> **GIVEN INSTRUCTION**: Entries follow. Set all of them down as they stand.

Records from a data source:

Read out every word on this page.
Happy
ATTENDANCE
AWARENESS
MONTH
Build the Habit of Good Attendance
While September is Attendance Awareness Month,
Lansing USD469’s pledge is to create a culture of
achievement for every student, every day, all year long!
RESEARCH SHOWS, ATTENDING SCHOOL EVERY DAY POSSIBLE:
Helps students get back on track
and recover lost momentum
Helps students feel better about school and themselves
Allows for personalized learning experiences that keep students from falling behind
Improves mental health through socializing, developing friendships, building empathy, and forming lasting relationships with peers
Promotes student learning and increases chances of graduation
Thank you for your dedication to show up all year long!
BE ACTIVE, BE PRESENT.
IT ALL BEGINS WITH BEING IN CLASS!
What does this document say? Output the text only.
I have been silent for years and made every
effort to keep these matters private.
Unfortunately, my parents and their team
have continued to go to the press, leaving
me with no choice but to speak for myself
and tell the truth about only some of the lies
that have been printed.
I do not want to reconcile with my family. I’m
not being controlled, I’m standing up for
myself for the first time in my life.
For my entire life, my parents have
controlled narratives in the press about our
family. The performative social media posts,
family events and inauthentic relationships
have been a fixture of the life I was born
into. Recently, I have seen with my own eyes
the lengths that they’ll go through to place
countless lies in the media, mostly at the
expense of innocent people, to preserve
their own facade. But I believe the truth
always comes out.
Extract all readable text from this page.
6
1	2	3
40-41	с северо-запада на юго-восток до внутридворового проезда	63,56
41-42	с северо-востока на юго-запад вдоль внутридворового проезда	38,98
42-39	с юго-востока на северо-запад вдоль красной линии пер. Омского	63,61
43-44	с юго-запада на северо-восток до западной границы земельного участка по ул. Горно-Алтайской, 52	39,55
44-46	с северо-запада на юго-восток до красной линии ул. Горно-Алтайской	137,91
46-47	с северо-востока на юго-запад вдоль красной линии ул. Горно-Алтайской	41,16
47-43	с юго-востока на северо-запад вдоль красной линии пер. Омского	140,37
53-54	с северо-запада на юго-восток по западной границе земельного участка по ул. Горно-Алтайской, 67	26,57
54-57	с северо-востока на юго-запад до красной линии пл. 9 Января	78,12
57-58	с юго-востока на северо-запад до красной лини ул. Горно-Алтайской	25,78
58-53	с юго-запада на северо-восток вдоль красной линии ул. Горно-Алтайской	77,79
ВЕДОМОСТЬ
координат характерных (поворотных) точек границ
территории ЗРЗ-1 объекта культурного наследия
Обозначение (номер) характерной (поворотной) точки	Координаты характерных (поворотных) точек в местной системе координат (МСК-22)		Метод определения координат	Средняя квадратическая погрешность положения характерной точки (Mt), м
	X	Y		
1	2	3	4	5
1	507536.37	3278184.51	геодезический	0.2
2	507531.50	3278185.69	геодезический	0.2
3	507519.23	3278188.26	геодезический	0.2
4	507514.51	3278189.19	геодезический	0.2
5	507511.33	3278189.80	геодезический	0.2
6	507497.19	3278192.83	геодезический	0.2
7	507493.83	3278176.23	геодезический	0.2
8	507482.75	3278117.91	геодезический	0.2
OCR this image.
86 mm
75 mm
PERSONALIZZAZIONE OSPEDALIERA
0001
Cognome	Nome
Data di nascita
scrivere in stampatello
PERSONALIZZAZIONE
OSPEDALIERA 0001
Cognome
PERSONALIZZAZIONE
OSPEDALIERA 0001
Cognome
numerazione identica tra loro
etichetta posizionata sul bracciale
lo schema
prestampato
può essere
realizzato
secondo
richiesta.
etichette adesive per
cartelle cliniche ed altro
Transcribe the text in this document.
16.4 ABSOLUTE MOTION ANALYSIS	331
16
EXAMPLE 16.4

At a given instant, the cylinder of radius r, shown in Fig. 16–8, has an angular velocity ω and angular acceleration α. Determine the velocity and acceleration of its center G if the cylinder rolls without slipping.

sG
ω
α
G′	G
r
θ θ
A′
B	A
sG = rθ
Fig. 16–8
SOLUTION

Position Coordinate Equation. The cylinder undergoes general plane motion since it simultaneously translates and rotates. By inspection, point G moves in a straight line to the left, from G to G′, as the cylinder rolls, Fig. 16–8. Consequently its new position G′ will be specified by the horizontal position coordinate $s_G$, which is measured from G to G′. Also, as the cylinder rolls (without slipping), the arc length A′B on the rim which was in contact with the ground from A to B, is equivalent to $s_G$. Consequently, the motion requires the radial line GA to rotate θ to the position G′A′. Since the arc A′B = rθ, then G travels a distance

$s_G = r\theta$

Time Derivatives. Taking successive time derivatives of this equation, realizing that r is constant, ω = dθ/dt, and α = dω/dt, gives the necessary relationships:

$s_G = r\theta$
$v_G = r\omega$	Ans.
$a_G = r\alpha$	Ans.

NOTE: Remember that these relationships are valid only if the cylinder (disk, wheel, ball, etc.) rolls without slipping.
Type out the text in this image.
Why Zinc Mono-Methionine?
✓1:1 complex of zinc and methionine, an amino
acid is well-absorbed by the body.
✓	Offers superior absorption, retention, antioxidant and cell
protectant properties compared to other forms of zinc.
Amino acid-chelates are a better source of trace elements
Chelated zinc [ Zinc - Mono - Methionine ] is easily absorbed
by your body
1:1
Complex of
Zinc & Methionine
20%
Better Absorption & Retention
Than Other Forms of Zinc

> **CORRECT ANSWER**:
Read out every word on this page.
Happy
ATTENDANCE
AWARENESS
MONTH
Build the Habit of Good Attendance
While September is Attendance Awareness Month,
Lansing USD469’s pledge is to create a culture of
achievement for every student, every day, all year long!
RESEARCH SHOWS, ATTENDING SCHOOL EVERY DAY POSSIBLE:
Helps students get back on track
and recover lost momentum
Helps students feel better about school and themselves
Allows for personalized learning experiences that keep students from falling behind
Improves mental health through socializing, developing friendships, building empathy, and forming lasting relationships with peers
Promotes student learning and increases chances of graduation
Thank you for your dedication to show up all year long!
BE ACTIVE, BE PRESENT.
IT ALL BEGINS WITH BEING IN CLASS!
What does this document say? Output the text only.
I have been silent for years and made every
effort to keep these matters private.
Unfortunately, my parents and their team
have continued to go to the press, leaving
me with no choice but to speak for myself
and tell the truth about only some of the lies
that have been printed.
I do not want to reconcile with my family. I’m
not being controlled, I’m standing up for
myself for the first time in my life.
For my entire life, my parents have
controlled narratives in the press about our
family. The performative social media posts,
family events and inauthentic relationships
have been a fixture of the life I was born
into. Recently, I have seen with my own eyes
the lengths that they’ll go through to place
countless lies in the media, mostly at the
expense of innocent people, to preserve
their own facade. But I believe the truth
always comes out.
Extract all readable text from this page.
6
1	2	3
40-41	с северо-запада на юго-восток до внутридворового проезда	63,56
41-42	с северо-востока на юго-запад вдоль внутридворового проезда	38,98
42-39	с юго-востока на северо-запад вдоль красной линии пер. Омского	63,61
43-44	с юго-запада на северо-восток до западной границы земельного участка по ул. Горно-Алтайской, 52	39,55
44-46	с северо-запада на юго-восток до красной линии ул. Горно-Алтайской	137,91
46-47	с северо-востока на юго-запад вдоль красной линии ул. Горно-Алтайской	41,16
47-43	с юго-востока на северо-запад вдоль красной линии пер. Омского	140,37
53-54	с северо-запада на юго-восток по западной границе земельного участка по ул. Горно-Алтайской, 67	26,57
54-57	с северо-востока на юго-запад до красной линии пл. 9 Января	78,12
57-58	с юго-востока на северо-запад до красной лини ул. Горно-Алтайской	25,78
58-53	с юго-запада на северо-восток вдоль красной линии ул. Горно-Алтайской	77,79
ВЕДОМОСТЬ
координат характерных (поворотных) точек границ
территории ЗРЗ-1 объекта культурного наследия
Обозначение (номер) характерной (поворотной) точки	Координаты характерных (поворотных) точек в местной системе координат (МСК-22)		Метод определения координат	Средняя квадратическая погрешность положения характерной точки (Mt), м
	X	Y		
1	2	3	4	5
1	507536.37	3278184.51	геодезический	0.2
2	507531.50	3278185.69	геодезический	0.2
3	507519.23	3278188.26	геодезический	0.2
4	507514.51	3278189.19	геодезический	0.2
5	507511.33	3278189.80	геодезический	0.2
6	507497.19	3278192.83	геодезический	0.2
7	507493.83	3278176.23	геодезический	0.2
8	507482.75	3278117.91	геодезический	0.2
OCR this image.
86 mm
75 mm
PERSONALIZZAZIONE OSPEDALIERA
0001
Cognome	Nome
Data di nascita
scrivere in stampatello
PERSONALIZZAZIONE
OSPEDALIERA 0001
Cognome
PERSONALIZZAZIONE
OSPEDALIERA 0001
Cognome
numerazione identica tra loro
etichetta posizionata sul bracciale
lo schema
prestampato
può essere
realizzato
secondo
richiesta.
etichette adesive per
cartelle cliniche ed altro
Transcribe the text in this document.
16.4 ABSOLUTE MOTION ANALYSIS	331
16
EXAMPLE 16.4

At a given instant, the cylinder of radius r, shown in Fig. 16–8, has an angular velocity ω and angular acceleration α. Determine the velocity and acceleration of its center G if the cylinder rolls without slipping.

sG
ω
α
G′	G
r
θ θ
A′
B	A
sG = rθ
Fig. 16–8
SOLUTION

Position Coordinate Equation. The cylinder undergoes general plane motion since it simultaneously translates and rotates. By inspection, point G moves in a straight line to the left, from G to G′, as the cylinder rolls, Fig. 16–8. Consequently its new position G′ will be specified by the horizontal position coordinate $s_G$, which is measured from G to G′. Also, as the cylinder rolls (without slipping), the arc length A′B on the rim which was in contact with the ground from A to B, is equivalent to $s_G$. Consequently, the motion requires the radial line GA to rotate θ to the position G′A′. Since the arc A′B = rθ, then G travels a distance

$s_G = r\theta$

Time Derivatives. Taking successive time derivatives of this equation, realizing that r is constant, ω = dθ/dt, and α = dω/dt, gives the necessary relationships:

$s_G = r\theta$
$v_G = r\omega$	Ans.
$a_G = r\alpha$	Ans.

NOTE: Remember that these relationships are valid only if the cylinder (disk, wheel, ball, etc.) rolls without slipping.
Type out the text in this image.
Why Zinc Mono-Methionine?
✓1:1 complex of zinc and methionine, an amino
acid is well-absorbed by the body.
✓	Offers superior absorption, retention, antioxidant and cell
protectant properties compared to other forms of zinc.
Amino acid-chelates are a better source of trace elements
Chelated zinc [ Zinc - Mono - Methionine ] is easily absorbed
by your body
1:1
Complex of
Zinc & Methionine
20%
Better Absorption & Retention
Than Other Forms of Zinc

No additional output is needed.